• **REQUIREMENT**:
Make an exact copy of all the records.

• **MATERIAL PROVIDED**:

....

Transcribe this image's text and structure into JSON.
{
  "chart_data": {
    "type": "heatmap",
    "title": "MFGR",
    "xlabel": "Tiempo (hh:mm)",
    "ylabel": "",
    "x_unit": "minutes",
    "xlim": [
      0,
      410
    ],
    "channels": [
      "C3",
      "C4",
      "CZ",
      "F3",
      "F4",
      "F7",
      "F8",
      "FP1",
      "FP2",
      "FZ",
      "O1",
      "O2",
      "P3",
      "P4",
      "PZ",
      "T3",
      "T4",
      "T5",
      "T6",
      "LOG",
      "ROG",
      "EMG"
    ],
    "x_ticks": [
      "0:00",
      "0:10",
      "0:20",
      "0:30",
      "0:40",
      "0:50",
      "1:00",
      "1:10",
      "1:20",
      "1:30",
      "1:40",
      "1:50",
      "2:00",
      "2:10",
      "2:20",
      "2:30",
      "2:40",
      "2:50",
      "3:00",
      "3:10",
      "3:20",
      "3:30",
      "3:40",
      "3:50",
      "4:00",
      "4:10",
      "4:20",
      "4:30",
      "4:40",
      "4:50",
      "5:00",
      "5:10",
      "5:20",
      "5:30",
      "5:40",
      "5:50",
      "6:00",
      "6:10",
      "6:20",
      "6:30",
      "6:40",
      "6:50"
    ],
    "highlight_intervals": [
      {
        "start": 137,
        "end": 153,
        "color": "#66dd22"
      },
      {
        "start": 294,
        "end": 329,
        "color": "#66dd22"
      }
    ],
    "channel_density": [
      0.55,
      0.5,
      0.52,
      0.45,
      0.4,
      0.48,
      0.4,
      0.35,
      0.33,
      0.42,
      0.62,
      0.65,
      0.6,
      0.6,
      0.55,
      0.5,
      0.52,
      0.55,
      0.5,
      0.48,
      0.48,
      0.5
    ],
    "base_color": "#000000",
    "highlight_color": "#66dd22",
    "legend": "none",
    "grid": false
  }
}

....

• **WRITTEN SOLUTION**:
Transcribe this image's text and structure into JSON.
{
  "chart_data": {
    "type": "heatmap",
    "title": "MFGR",
    "xlabel": "Tiempo (hh:mm)",
    "ylabel": "",
    "x_unit": "minutes",
    "xlim": [
      0,
      410
    ],
    "channels": [
      "C3",
      "C4",
      "CZ",
      "F3",
      "F4",
      "F7",
      "F8",
      "FP1",
      "FP2",
      "FZ",
      "O1",
      "O2",
      "P3",
      "P4",
      "PZ",
      "T3",
      "T4",
      "T5",
      "T6",
      "LOG",
      "ROG",
      "EMG"
    ],
    "x_ticks": [
      "0:00",
      "0:10",
      "0:20",
      "0:30",
      "0:40",
      "0:50",
      "1:00",
      "1:10",
      "1:20",
      "1:30",
      "1:40",
      "1:50",
      "2:00",
      "2:10",
      "2:20",
      "2:30",
      "2:40",
      "2:50",
      "3:00",
      "3:10",
      "3:20",
      "3:30",
      "3:40",
      "3:50",
      "4:00",
      "4:10",
      "4:20",
      "4:30",
      "4:40",
      "4:50",
      "5:00",
      "5:10",
      "5:20",
      "5:30",
      "5:40",
      "5:50",
      "6:00",
      "6:10",
      "6:20",
      "6:30",
      "6:40",
      "6:50"
    ],
    "highlight_intervals": [
      {
        "start": 137,
        "end": 153,
        "color": "#66dd22"
      },
      {
        "start": 294,
        "end": 329,
        "color": "#66dd22"
      }
    ],
    "channel_density": [
      0.55,
      0.5,
      0.52,
      0.45,
      0.4,
      0.48,
      0.4,
      0.35,
      0.33,
      0.42,
      0.62,
      0.65,
      0.6,
      0.6,
      0.55,
      0.5,
      0.52,
      0.55,
      0.5,
      0.48,
      0.48,
      0.5
    ],
    "base_color": "#000000",
    "highlight_color": "#66dd22",
    "legend": "none",
    "grid": false
  }
}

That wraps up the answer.